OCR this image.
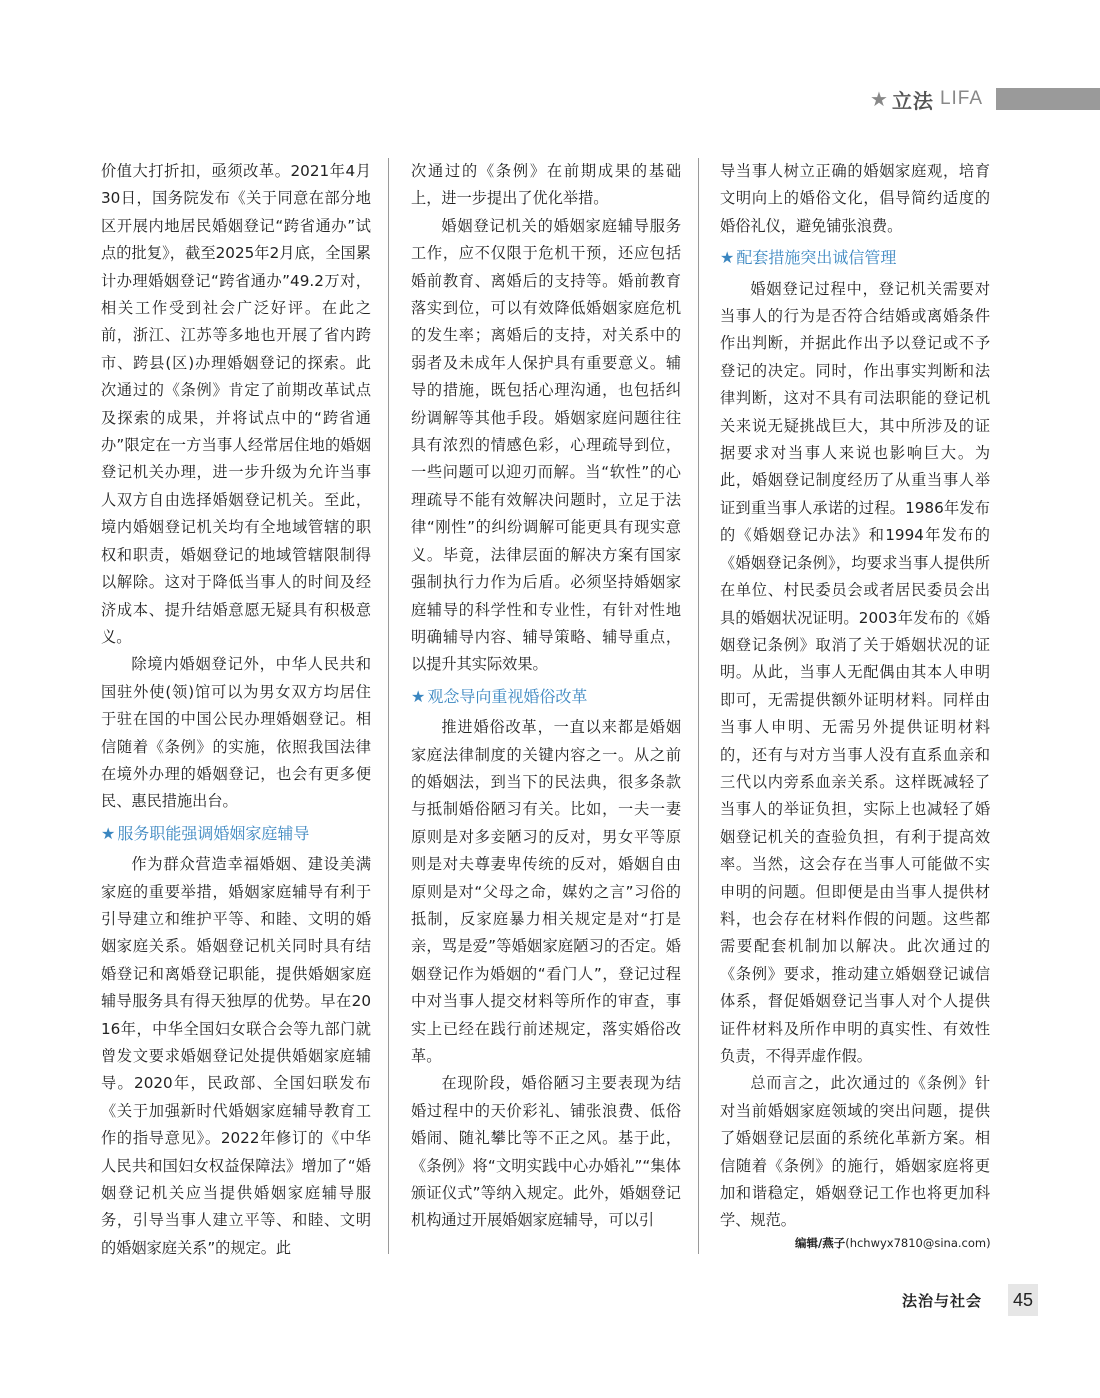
★ 立法 LIFA

价值大打折扣，亟须改革。2021年4月30日，国务院发布《关于同意在部分地区开展内地居民婚姻登记“跨省通办”试点的批复》，截至2025年2月底，全国累计办理婚姻登记“跨省通办”49.2万对，相关工作受到社会广泛好评。在此之前，浙江、江苏等多地也开展了省内跨市、跨县(区)办理婚姻登记的探索。此次通过的《条例》肯定了前期改革试点及探索的成果，并将试点中的“跨省通办”限定在一方当事人经常居住地的婚姻登记机关办理，进一步升级为允许当事人双方自由选择婚姻登记机关。至此，境内婚姻登记机关均有全地域管辖的职权和职责，婚姻登记的地域管辖限制得以解除。这对于降低当事人的时间及经济成本、提升结婚意愿无疑具有积极意义。

除境内婚姻登记外，中华人民共和国驻外使(领)馆可以为男女双方均居住于驻在国的中国公民办理婚姻登记。相信随着《条例》的实施，依照我国法律在境外办理的婚姻登记，也会有更多便民、惠民措施出台。

★ 服务职能强调婚姻家庭辅导

作为群众营造幸福婚姻、建设美满家庭的重要举措，婚姻家庭辅导有利于引导建立和维护平等、和睦、文明的婚姻家庭关系。婚姻登记机关同时具有结婚登记和离婚登记职能，提供婚姻家庭辅导服务具有得天独厚的优势。早在2016年，中华全国妇女联合会等九部门就曾发文要求婚姻登记处提供婚姻家庭辅导。2020年，民政部、全国妇联发布《关于加强新时代婚姻家庭辅导教育工作的指导意见》。2022年修订的《中华人民共和国妇女权益保障法》增加了“婚姻登记机关应当提供婚姻家庭辅导服务，引导当事人建立平等、和睦、文明的婚姻家庭关系”的规定。此

次通过的《条例》在前期成果的基础上，进一步提出了优化举措。

婚姻登记机关的婚姻家庭辅导服务工作，应不仅限于危机干预，还应包括婚前教育、离婚后的支持等。婚前教育落实到位，可以有效降低婚姻家庭危机的发生率；离婚后的支持，对关系中的弱者及未成年人保护具有重要意义。辅导的措施，既包括心理沟通，也包括纠纷调解等其他手段。婚姻家庭问题往往具有浓烈的情感色彩，心理疏导到位，一些问题可以迎刃而解。当“软性”的心理疏导不能有效解决问题时，立足于法律“刚性”的纠纷调解可能更具有现实意义。毕竟，法律层面的解决方案有国家强制执行力作为后盾。必须坚持婚姻家庭辅导的科学性和专业性，有针对性地明确辅导内容、辅导策略、辅导重点，以提升其实际效果。

★ 观念导向重视婚俗改革

推进婚俗改革，一直以来都是婚姻家庭法律制度的关键内容之一。从之前的婚姻法，到当下的民法典，很多条款与抵制婚俗陋习有关。比如，一夫一妻原则是对多妾陋习的反对，男女平等原则是对夫尊妻卑传统的反对，婚姻自由原则是对“父母之命，媒妁之言”习俗的抵制，反家庭暴力相关规定是对“打是亲，骂是爱”等婚姻家庭陋习的否定。婚姻登记作为婚姻的“看门人”，登记过程中对当事人提交材料等所作的审查，事实上已经在践行前述规定，落实婚俗改革。

在现阶段，婚俗陋习主要表现为结婚过程中的天价彩礼、铺张浪费、低俗婚闹、随礼攀比等不正之风。基于此，《条例》将“文明实践中心办婚礼”“集体颁证仪式”等纳入规定。此外，婚姻登记机构通过开展婚姻家庭辅导，可以引

导当事人树立正确的婚姻家庭观，培育文明向上的婚俗文化，倡导简约适度的婚俗礼仪，避免铺张浪费。

★ 配套措施突出诚信管理

婚姻登记过程中，登记机关需要对当事人的行为是否符合结婚或离婚条件作出判断，并据此作出予以登记或不予登记的决定。同时，作出事实判断和法律判断，这对不具有司法职能的登记机关来说无疑挑战巨大，其中所涉及的证据要求对当事人来说也影响巨大。为此，婚姻登记制度经历了从重当事人举证到重当事人承诺的过程。1986年发布的《婚姻登记办法》和1994年发布的《婚姻登记条例》，均要求当事人提供所在单位、村民委员会或者居民委员会出具的婚姻状况证明。2003年发布的《婚姻登记条例》取消了关于婚姻状况的证明。从此，当事人无配偶由其本人申明即可，无需提供额外证明材料。同样由当事人申明、无需另外提供证明材料的，还有与对方当事人没有直系血亲和三代以内旁系血亲关系。这样既减轻了当事人的举证负担，实际上也减轻了婚姻登记机关的查验负担，有利于提高效率。当然，这会存在当事人可能做不实申明的问题。但即便是由当事人提供材料，也会存在材料作假的问题。这些都需要配套机制加以解决。此次通过的《条例》要求，推动建立婚姻登记诚信体系，督促婚姻登记当事人对个人提供证件材料及所作申明的真实性、有效性负责，不得弄虚作假。

总而言之，此次通过的《条例》针对当前婚姻家庭领域的突出问题，提供了婚姻登记层面的系统化革新方案。相信随着《条例》的施行，婚姻家庭将更加和谐稳定，婚姻登记工作也将更加科学、规范。

编辑/燕子(hchwyx7810@sina.com)
法治与社会 45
——
#### WHAT THE EXERCISE ASKS
Each line above is to be copied verbatim. Drop any image from the copy.

#### SOLVED EXERCISE
OCR this image.
★ 立法 LIFA

价值大打折扣，亟须改革。2021年4月30日，国务院发布《关于同意在部分地区开展内地居民婚姻登记“跨省通办”试点的批复》，截至2025年2月底，全国累计办理婚姻登记“跨省通办”49.2万对，相关工作受到社会广泛好评。在此之前，浙江、江苏等多地也开展了省内跨市、跨县(区)办理婚姻登记的探索。此次通过的《条例》肯定了前期改革试点及探索的成果，并将试点中的“跨省通办”限定在一方当事人经常居住地的婚姻登记机关办理，进一步升级为允许当事人双方自由选择婚姻登记机关。至此，境内婚姻登记机关均有全地域管辖的职权和职责，婚姻登记的地域管辖限制得以解除。这对于降低当事人的时间及经济成本、提升结婚意愿无疑具有积极意义。

除境内婚姻登记外，中华人民共和国驻外使(领)馆可以为男女双方均居住于驻在国的中国公民办理婚姻登记。相信随着《条例》的实施，依照我国法律在境外办理的婚姻登记，也会有更多便民、惠民措施出台。

★ 服务职能强调婚姻家庭辅导

作为群众营造幸福婚姻、建设美满家庭的重要举措，婚姻家庭辅导有利于引导建立和维护平等、和睦、文明的婚姻家庭关系。婚姻登记机关同时具有结婚登记和离婚登记职能，提供婚姻家庭辅导服务具有得天独厚的优势。早在2016年，中华全国妇女联合会等九部门就曾发文要求婚姻登记处提供婚姻家庭辅导。2020年，民政部、全国妇联发布《关于加强新时代婚姻家庭辅导教育工作的指导意见》。2022年修订的《中华人民共和国妇女权益保障法》增加了“婚姻登记机关应当提供婚姻家庭辅导服务，引导当事人建立平等、和睦、文明的婚姻家庭关系”的规定。此

次通过的《条例》在前期成果的基础上，进一步提出了优化举措。

婚姻登记机关的婚姻家庭辅导服务工作，应不仅限于危机干预，还应包括婚前教育、离婚后的支持等。婚前教育落实到位，可以有效降低婚姻家庭危机的发生率；离婚后的支持，对关系中的弱者及未成年人保护具有重要意义。辅导的措施，既包括心理沟通，也包括纠纷调解等其他手段。婚姻家庭问题往往具有浓烈的情感色彩，心理疏导到位，一些问题可以迎刃而解。当“软性”的心理疏导不能有效解决问题时，立足于法律“刚性”的纠纷调解可能更具有现实意义。毕竟，法律层面的解决方案有国家强制执行力作为后盾。必须坚持婚姻家庭辅导的科学性和专业性，有针对性地明确辅导内容、辅导策略、辅导重点，以提升其实际效果。

★ 观念导向重视婚俗改革

推进婚俗改革，一直以来都是婚姻家庭法律制度的关键内容之一。从之前的婚姻法，到当下的民法典，很多条款与抵制婚俗陋习有关。比如，一夫一妻原则是对多妾陋习的反对，男女平等原则是对夫尊妻卑传统的反对，婚姻自由原则是对“父母之命，媒妁之言”习俗的抵制，反家庭暴力相关规定是对“打是亲，骂是爱”等婚姻家庭陋习的否定。婚姻登记作为婚姻的“看门人”，登记过程中对当事人提交材料等所作的审查，事实上已经在践行前述规定，落实婚俗改革。

在现阶段，婚俗陋习主要表现为结婚过程中的天价彩礼、铺张浪费、低俗婚闹、随礼攀比等不正之风。基于此，《条例》将“文明实践中心办婚礼”“集体颁证仪式”等纳入规定。此外，婚姻登记机构通过开展婚姻家庭辅导，可以引

导当事人树立正确的婚姻家庭观，培育文明向上的婚俗文化，倡导简约适度的婚俗礼仪，避免铺张浪费。

★ 配套措施突出诚信管理

婚姻登记过程中，登记机关需要对当事人的行为是否符合结婚或离婚条件作出判断，并据此作出予以登记或不予登记的决定。同时，作出事实判断和法律判断，这对不具有司法职能的登记机关来说无疑挑战巨大，其中所涉及的证据要求对当事人来说也影响巨大。为此，婚姻登记制度经历了从重当事人举证到重当事人承诺的过程。1986年发布的《婚姻登记办法》和1994年发布的《婚姻登记条例》，均要求当事人提供所在单位、村民委员会或者居民委员会出具的婚姻状况证明。2003年发布的《婚姻登记条例》取消了关于婚姻状况的证明。从此，当事人无配偶由其本人申明即可，无需提供额外证明材料。同样由当事人申明、无需另外提供证明材料的，还有与对方当事人没有直系血亲和三代以内旁系血亲关系。这样既减轻了当事人的举证负担，实际上也减轻了婚姻登记机关的查验负担，有利于提高效率。当然，这会存在当事人可能做不实申明的问题。但即便是由当事人提供材料，也会存在材料作假的问题。这些都需要配套机制加以解决。此次通过的《条例》要求，推动建立婚姻登记诚信体系，督促婚姻登记当事人对个人提供证件材料及所作申明的真实性、有效性负责，不得弄虚作假。

总而言之，此次通过的《条例》针对当前婚姻家庭领域的突出问题，提供了婚姻登记层面的系统化革新方案。相信随着《条例》的施行，婚姻家庭将更加和谐稳定，婚姻登记工作也将更加科学、规范。

编辑/燕子(hchwyx7810@sina.com)
法治与社会 45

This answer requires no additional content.